- _Material shown_

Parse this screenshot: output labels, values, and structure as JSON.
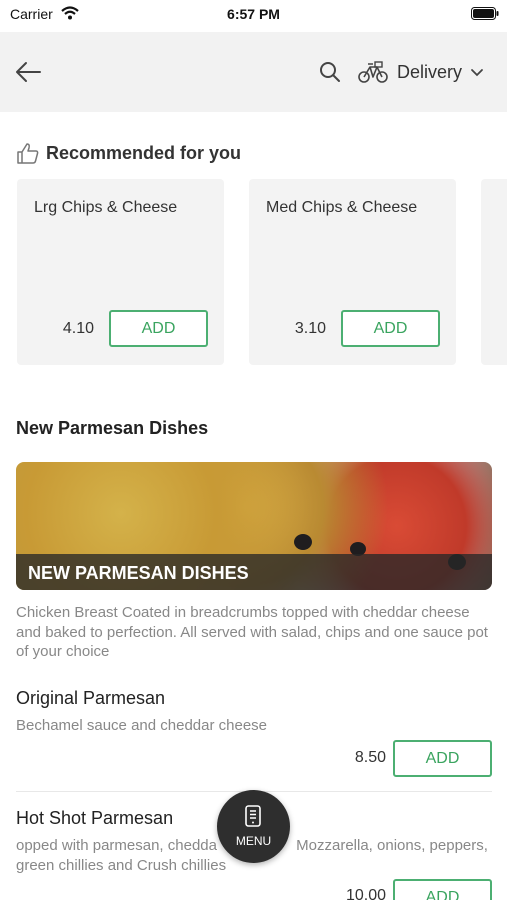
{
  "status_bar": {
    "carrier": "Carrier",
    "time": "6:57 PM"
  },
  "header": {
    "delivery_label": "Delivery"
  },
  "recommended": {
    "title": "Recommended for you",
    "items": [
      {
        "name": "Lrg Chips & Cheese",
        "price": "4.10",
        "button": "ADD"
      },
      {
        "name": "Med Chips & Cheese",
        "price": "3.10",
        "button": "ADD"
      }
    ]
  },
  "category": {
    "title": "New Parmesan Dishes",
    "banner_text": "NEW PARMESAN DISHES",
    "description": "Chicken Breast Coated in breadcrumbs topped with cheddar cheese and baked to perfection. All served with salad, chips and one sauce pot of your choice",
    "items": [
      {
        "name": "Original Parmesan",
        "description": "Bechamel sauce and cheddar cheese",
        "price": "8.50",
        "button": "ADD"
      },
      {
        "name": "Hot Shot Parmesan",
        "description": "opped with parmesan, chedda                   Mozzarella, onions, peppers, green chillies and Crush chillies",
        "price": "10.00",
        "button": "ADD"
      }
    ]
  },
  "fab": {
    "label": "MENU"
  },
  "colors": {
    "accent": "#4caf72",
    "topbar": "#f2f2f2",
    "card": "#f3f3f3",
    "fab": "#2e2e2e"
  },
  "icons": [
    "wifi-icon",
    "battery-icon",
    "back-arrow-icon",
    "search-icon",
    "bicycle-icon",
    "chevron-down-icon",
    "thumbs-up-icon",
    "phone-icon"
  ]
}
==
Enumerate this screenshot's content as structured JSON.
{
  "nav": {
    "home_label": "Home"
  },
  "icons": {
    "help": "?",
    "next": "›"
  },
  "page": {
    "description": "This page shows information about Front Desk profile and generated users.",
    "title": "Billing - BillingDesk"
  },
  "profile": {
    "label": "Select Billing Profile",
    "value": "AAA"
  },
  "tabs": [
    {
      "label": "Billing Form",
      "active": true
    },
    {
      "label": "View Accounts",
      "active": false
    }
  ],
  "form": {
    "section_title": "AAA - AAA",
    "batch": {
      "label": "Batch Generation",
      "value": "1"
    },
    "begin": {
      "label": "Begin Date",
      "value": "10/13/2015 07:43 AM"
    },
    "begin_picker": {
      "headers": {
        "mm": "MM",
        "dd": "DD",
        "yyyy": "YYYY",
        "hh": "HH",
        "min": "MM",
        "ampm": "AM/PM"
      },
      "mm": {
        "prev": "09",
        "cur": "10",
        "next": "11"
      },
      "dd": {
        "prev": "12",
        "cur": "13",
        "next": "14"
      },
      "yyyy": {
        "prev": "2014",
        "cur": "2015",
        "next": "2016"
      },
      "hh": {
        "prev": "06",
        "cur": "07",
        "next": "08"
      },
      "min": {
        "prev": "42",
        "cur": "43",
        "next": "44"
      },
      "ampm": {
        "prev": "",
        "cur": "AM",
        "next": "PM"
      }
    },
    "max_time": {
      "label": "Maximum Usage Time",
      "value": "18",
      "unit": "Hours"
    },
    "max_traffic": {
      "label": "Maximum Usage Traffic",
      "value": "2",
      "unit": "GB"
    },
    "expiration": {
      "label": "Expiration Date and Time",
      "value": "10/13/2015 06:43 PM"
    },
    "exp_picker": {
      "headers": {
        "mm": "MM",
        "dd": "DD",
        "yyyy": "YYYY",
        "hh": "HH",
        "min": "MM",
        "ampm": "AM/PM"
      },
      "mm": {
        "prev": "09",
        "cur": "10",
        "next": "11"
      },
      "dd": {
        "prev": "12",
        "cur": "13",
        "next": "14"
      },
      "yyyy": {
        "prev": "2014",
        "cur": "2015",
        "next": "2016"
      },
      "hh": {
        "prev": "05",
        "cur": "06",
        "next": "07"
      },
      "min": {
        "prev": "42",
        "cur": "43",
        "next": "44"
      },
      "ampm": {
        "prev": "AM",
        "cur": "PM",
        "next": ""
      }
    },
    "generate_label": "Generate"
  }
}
---
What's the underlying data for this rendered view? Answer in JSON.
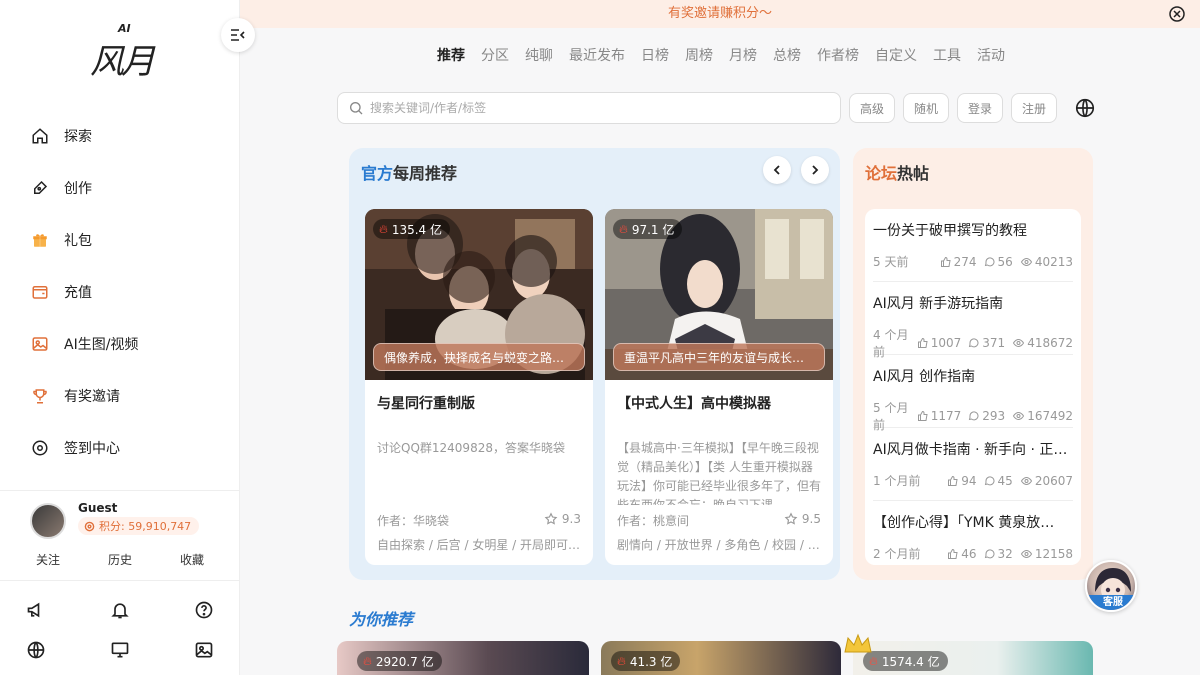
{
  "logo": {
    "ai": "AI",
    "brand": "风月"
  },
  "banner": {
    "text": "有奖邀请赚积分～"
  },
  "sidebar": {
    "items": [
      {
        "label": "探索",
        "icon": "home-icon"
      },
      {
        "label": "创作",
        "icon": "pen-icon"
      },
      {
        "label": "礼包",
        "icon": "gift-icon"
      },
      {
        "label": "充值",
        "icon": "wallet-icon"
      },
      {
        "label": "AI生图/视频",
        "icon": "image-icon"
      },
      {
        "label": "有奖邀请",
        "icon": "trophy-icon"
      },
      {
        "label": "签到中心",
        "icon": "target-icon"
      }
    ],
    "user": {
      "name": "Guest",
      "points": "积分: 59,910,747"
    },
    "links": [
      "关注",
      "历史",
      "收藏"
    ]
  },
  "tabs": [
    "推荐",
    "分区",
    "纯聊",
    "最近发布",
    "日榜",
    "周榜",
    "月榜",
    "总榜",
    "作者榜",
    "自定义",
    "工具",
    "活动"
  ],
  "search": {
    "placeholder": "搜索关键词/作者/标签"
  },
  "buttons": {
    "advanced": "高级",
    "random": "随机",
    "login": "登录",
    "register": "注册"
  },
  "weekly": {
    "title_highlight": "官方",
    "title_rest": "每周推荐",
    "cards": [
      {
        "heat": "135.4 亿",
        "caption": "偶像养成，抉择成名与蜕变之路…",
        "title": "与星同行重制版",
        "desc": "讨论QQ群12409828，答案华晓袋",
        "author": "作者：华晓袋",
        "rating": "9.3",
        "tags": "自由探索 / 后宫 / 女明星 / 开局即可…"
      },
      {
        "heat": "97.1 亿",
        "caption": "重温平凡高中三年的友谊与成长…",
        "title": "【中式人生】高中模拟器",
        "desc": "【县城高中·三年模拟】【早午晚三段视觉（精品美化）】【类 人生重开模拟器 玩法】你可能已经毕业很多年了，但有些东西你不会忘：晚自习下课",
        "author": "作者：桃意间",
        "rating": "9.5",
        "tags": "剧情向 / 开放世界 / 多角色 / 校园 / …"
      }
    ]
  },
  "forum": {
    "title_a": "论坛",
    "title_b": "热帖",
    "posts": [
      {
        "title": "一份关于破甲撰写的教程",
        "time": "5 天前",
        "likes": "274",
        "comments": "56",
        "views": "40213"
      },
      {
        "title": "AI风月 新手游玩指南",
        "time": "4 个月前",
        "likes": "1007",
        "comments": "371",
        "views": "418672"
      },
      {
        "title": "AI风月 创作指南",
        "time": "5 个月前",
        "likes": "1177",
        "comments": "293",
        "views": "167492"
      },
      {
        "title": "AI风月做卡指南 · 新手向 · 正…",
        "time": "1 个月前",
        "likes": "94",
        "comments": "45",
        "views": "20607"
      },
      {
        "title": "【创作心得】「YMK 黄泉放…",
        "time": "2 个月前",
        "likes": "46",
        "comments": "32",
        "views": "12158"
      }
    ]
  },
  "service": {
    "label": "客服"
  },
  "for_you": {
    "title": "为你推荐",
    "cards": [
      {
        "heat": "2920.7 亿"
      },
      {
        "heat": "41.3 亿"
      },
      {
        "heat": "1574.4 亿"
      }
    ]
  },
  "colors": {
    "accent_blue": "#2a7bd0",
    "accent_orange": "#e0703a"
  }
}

- _Problem details_
Your answer should be a single number: the count of lines that contain "description".

- _Written solution_
4